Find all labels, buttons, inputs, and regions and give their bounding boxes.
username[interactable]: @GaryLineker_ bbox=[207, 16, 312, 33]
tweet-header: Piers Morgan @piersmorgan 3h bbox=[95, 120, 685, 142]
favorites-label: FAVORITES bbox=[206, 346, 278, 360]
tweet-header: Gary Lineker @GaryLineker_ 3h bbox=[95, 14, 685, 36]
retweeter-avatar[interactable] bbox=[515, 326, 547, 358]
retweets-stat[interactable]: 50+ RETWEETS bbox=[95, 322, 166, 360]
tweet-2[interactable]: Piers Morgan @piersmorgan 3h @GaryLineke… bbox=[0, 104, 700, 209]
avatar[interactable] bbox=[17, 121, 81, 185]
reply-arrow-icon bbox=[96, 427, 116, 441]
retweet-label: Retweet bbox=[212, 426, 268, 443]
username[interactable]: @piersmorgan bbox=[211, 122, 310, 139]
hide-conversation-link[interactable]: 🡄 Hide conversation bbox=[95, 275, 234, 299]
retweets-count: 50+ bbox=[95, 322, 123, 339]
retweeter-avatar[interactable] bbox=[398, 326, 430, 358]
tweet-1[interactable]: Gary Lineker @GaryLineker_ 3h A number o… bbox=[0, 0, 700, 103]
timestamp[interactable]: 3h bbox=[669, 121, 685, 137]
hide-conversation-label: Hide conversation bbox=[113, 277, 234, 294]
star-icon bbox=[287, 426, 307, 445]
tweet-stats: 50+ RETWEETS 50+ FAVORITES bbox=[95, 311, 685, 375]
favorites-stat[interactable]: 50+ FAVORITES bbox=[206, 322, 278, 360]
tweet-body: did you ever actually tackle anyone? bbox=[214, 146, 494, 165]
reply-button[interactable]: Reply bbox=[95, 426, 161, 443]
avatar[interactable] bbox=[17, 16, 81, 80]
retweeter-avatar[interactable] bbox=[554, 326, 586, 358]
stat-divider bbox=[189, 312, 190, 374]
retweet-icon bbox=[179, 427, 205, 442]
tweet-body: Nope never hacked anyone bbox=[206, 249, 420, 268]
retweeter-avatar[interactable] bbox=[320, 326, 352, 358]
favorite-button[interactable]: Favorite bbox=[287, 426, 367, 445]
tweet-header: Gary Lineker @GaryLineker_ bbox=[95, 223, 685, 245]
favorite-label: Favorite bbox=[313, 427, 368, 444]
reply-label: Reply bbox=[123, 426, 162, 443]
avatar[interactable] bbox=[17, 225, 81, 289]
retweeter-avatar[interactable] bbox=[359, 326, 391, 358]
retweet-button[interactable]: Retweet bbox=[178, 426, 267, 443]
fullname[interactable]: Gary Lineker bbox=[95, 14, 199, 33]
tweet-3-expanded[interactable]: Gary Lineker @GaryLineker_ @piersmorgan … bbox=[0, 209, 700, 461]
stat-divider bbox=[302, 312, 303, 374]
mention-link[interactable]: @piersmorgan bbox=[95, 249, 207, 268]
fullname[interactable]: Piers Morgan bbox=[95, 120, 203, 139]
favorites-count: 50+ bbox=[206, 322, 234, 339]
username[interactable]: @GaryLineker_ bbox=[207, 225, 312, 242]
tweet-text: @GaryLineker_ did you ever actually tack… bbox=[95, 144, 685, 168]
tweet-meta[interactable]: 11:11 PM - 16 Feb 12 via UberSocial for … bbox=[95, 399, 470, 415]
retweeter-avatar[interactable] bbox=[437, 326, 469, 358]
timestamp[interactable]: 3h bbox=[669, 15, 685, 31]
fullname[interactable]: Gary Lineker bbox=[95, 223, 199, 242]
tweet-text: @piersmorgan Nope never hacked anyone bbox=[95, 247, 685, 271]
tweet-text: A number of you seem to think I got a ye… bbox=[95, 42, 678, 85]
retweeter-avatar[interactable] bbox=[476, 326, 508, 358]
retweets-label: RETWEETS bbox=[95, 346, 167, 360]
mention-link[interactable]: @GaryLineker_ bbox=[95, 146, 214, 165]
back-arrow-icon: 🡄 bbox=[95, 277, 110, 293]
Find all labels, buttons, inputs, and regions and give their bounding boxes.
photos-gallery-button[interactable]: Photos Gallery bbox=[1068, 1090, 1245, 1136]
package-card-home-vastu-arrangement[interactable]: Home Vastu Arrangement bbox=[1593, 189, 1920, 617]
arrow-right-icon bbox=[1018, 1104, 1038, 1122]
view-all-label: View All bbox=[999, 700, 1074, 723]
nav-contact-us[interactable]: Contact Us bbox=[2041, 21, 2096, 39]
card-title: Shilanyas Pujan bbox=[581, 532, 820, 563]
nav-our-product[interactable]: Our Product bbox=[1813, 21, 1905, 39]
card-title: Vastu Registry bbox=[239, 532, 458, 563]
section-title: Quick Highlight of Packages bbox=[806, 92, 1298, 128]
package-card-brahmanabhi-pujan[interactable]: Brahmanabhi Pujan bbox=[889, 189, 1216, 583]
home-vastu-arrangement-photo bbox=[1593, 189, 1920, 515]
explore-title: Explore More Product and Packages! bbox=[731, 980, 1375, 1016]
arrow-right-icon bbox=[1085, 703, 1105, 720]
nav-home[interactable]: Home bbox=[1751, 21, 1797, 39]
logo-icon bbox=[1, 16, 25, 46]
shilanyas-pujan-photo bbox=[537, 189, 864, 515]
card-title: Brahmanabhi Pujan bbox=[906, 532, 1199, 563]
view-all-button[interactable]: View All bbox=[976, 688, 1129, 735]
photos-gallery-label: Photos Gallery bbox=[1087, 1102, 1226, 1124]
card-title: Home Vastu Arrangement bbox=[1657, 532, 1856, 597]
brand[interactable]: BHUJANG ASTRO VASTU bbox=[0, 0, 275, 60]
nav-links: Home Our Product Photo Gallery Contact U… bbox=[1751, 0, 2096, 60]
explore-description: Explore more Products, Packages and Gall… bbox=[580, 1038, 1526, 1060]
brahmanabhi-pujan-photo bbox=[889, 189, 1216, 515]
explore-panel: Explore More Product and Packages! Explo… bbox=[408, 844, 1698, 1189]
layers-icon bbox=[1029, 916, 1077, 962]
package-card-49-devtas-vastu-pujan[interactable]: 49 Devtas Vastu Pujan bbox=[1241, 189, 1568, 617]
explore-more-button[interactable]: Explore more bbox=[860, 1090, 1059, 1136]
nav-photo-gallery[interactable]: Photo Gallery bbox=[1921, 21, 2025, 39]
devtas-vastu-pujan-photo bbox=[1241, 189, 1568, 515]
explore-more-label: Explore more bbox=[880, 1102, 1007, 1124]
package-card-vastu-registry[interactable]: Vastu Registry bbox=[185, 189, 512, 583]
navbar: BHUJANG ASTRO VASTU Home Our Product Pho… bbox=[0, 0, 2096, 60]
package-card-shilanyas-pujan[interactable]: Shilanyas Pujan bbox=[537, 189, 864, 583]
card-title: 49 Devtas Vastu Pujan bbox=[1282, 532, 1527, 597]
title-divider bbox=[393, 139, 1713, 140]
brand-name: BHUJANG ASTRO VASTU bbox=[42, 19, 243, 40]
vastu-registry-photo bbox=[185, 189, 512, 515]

- **Problem details**:
Reproduce every line of the entries above verbatim, with no changes.

- **Answer in full**:
Find all labels, buttons, inputs, and regions and give their bounding boxes.
username[interactable]: @GaryLineker_ bbox=[207, 16, 312, 33]
tweet-header: Piers Morgan @piersmorgan 3h bbox=[95, 120, 685, 142]
favorites-label: FAVORITES bbox=[206, 346, 278, 360]
tweet-header: Gary Lineker @GaryLineker_ 3h bbox=[95, 14, 685, 36]
retweeter-avatar[interactable] bbox=[515, 326, 547, 358]
retweets-stat[interactable]: 50+ RETWEETS bbox=[95, 322, 166, 360]
tweet-2[interactable]: Piers Morgan @piersmorgan 3h @GaryLineke… bbox=[0, 104, 700, 209]
avatar[interactable] bbox=[17, 121, 81, 185]
reply-arrow-icon bbox=[96, 427, 116, 441]
retweet-label: Retweet bbox=[212, 426, 268, 443]
username[interactable]: @piersmorgan bbox=[211, 122, 310, 139]
hide-conversation-link[interactable]: 🡄 Hide conversation bbox=[95, 275, 234, 299]
retweets-count: 50+ bbox=[95, 322, 123, 339]
retweeter-avatar[interactable] bbox=[398, 326, 430, 358]
tweet-1[interactable]: Gary Lineker @GaryLineker_ 3h A number o… bbox=[0, 0, 700, 103]
timestamp[interactable]: 3h bbox=[669, 121, 685, 137]
hide-conversation-label: Hide conversation bbox=[113, 277, 234, 294]
star-icon bbox=[287, 426, 307, 445]
tweet-stats: 50+ RETWEETS 50+ FAVORITES bbox=[95, 311, 685, 375]
favorites-stat[interactable]: 50+ FAVORITES bbox=[206, 322, 278, 360]
tweet-body: did you ever actually tackle anyone? bbox=[214, 146, 494, 165]
reply-button[interactable]: Reply bbox=[95, 426, 161, 443]
avatar[interactable] bbox=[17, 16, 81, 80]
retweeter-avatar[interactable] bbox=[554, 326, 586, 358]
stat-divider bbox=[189, 312, 190, 374]
retweet-icon bbox=[179, 427, 205, 442]
tweet-body: Nope never hacked anyone bbox=[206, 249, 420, 268]
retweeter-avatar[interactable] bbox=[320, 326, 352, 358]
favorite-button[interactable]: Favorite bbox=[287, 426, 367, 445]
tweet-header: Gary Lineker @GaryLineker_ bbox=[95, 223, 685, 245]
favorite-label: Favorite bbox=[313, 427, 368, 444]
reply-label: Reply bbox=[123, 426, 162, 443]
avatar[interactable] bbox=[17, 225, 81, 289]
retweeter-avatar[interactable] bbox=[359, 326, 391, 358]
retweet-button[interactable]: Retweet bbox=[178, 426, 267, 443]
fullname[interactable]: Gary Lineker bbox=[95, 14, 199, 33]
tweet-3-expanded[interactable]: Gary Lineker @GaryLineker_ @piersmorgan … bbox=[0, 209, 700, 461]
stat-divider bbox=[302, 312, 303, 374]
mention-link[interactable]: @piersmorgan bbox=[95, 249, 207, 268]
fullname[interactable]: Piers Morgan bbox=[95, 120, 203, 139]
favorites-count: 50+ bbox=[206, 322, 234, 339]
username[interactable]: @GaryLineker_ bbox=[207, 225, 312, 242]
tweet-text: @GaryLineker_ did you ever actually tack… bbox=[95, 144, 685, 168]
tweet-meta[interactable]: 11:11 PM - 16 Feb 12 via UberSocial for … bbox=[95, 399, 470, 415]
retweeter-avatar[interactable] bbox=[437, 326, 469, 358]
timestamp[interactable]: 3h bbox=[669, 15, 685, 31]
fullname[interactable]: Gary Lineker bbox=[95, 223, 199, 242]
tweet-text: @piersmorgan Nope never hacked anyone bbox=[95, 247, 685, 271]
tweet-text: A number of you seem to think I got a ye… bbox=[95, 42, 678, 85]
retweeter-avatar[interactable] bbox=[476, 326, 508, 358]
retweets-label: RETWEETS bbox=[95, 346, 167, 360]
mention-link[interactable]: @GaryLineker_ bbox=[95, 146, 214, 165]
back-arrow-icon: 🡄 bbox=[95, 277, 110, 293]
Find all labels, buttons, inputs, and regions and give their bounding boxes.
photos-gallery-button[interactable]: Photos Gallery bbox=[1068, 1090, 1245, 1136]
package-card-home-vastu-arrangement[interactable]: Home Vastu Arrangement bbox=[1593, 189, 1920, 617]
arrow-right-icon bbox=[1018, 1104, 1038, 1122]
view-all-label: View All bbox=[999, 700, 1074, 723]
nav-contact-us[interactable]: Contact Us bbox=[2041, 21, 2096, 39]
card-title: Shilanyas Pujan bbox=[581, 532, 820, 563]
nav-our-product[interactable]: Our Product bbox=[1813, 21, 1905, 39]
card-title: Vastu Registry bbox=[239, 532, 458, 563]
section-title: Quick Highlight of Packages bbox=[806, 92, 1298, 128]
package-card-brahmanabhi-pujan[interactable]: Brahmanabhi Pujan bbox=[889, 189, 1216, 583]
home-vastu-arrangement-photo bbox=[1593, 189, 1920, 515]
explore-title: Explore More Product and Packages! bbox=[731, 980, 1375, 1016]
arrow-right-icon bbox=[1085, 703, 1105, 720]
nav-home[interactable]: Home bbox=[1751, 21, 1797, 39]
logo-icon bbox=[1, 16, 25, 46]
shilanyas-pujan-photo bbox=[537, 189, 864, 515]
card-title: Brahmanabhi Pujan bbox=[906, 532, 1199, 563]
view-all-button[interactable]: View All bbox=[976, 688, 1129, 735]
photos-gallery-label: Photos Gallery bbox=[1087, 1102, 1226, 1124]
card-title: Home Vastu Arrangement bbox=[1657, 532, 1856, 597]
brand[interactable]: BHUJANG ASTRO VASTU bbox=[0, 0, 275, 60]
nav-links: Home Our Product Photo Gallery Contact U… bbox=[1751, 0, 2096, 60]
explore-description: Explore more Products, Packages and Gall… bbox=[580, 1038, 1526, 1060]
brahmanabhi-pujan-photo bbox=[889, 189, 1216, 515]
explore-panel: Explore More Product and Packages! Explo… bbox=[408, 844, 1698, 1189]
layers-icon bbox=[1029, 916, 1077, 962]
package-card-49-devtas-vastu-pujan[interactable]: 49 Devtas Vastu Pujan bbox=[1241, 189, 1568, 617]
explore-more-button[interactable]: Explore more bbox=[860, 1090, 1059, 1136]
nav-photo-gallery[interactable]: Photo Gallery bbox=[1921, 21, 2025, 39]
devtas-vastu-pujan-photo bbox=[1241, 189, 1568, 515]
explore-more-label: Explore more bbox=[880, 1102, 1007, 1124]
package-card-vastu-registry[interactable]: Vastu Registry bbox=[185, 189, 512, 583]
navbar: BHUJANG ASTRO VASTU Home Our Product Pho… bbox=[0, 0, 2096, 60]
package-card-shilanyas-pujan[interactable]: Shilanyas Pujan bbox=[537, 189, 864, 583]
card-title: 49 Devtas Vastu Pujan bbox=[1282, 532, 1527, 597]
title-divider bbox=[393, 139, 1713, 140]
brand-name: BHUJANG ASTRO VASTU bbox=[42, 19, 243, 40]
vastu-registry-photo bbox=[185, 189, 512, 515]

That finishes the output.